------ Recorded data

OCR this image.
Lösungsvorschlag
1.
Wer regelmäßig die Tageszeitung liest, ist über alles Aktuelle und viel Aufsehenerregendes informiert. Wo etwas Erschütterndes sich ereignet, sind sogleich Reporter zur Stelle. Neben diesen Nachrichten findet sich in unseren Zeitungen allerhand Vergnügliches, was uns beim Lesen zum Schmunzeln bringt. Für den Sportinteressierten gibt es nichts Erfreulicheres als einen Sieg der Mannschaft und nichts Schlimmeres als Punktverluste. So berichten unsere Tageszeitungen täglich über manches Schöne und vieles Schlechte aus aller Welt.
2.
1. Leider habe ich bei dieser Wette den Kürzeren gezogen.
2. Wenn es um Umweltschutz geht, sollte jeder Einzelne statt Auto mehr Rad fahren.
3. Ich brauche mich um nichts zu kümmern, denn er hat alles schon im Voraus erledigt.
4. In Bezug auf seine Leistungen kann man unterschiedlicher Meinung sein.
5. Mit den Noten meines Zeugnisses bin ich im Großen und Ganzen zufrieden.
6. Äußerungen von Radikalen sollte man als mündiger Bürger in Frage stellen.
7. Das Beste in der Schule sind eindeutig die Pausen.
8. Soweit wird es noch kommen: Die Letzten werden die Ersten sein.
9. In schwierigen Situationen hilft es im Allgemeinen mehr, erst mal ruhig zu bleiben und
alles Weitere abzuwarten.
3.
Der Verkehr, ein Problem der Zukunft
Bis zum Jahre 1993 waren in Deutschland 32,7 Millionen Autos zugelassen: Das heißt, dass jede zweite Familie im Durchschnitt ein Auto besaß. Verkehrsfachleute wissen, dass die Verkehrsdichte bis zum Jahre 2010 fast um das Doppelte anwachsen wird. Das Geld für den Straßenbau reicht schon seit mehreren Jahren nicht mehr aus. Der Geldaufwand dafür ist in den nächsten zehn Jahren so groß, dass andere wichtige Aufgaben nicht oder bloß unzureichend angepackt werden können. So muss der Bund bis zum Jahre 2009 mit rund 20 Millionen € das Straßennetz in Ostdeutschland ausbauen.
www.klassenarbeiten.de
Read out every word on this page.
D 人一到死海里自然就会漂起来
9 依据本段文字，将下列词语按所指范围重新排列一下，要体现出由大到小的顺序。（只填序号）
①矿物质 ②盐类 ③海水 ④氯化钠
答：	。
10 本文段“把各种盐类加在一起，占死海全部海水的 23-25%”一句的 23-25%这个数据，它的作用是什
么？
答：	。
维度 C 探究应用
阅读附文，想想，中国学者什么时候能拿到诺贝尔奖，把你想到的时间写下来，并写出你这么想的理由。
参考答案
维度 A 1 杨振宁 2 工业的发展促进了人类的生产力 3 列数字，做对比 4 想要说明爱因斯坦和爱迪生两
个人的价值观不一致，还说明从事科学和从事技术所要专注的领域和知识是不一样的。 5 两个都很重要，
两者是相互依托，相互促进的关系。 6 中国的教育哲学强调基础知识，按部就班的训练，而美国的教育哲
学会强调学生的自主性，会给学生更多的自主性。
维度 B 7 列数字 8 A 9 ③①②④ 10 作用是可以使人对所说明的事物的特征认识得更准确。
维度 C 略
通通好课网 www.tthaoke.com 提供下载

------------

● **To be done**
Filter the records above for "sein" and copy every matching line.

● **Task answer**
4. In Bezug auf seine Leistungen kann man unterschiedlicher Meinung sein.
8. Soweit wird es noch kommen: Die Letzten werden die Ersten sein.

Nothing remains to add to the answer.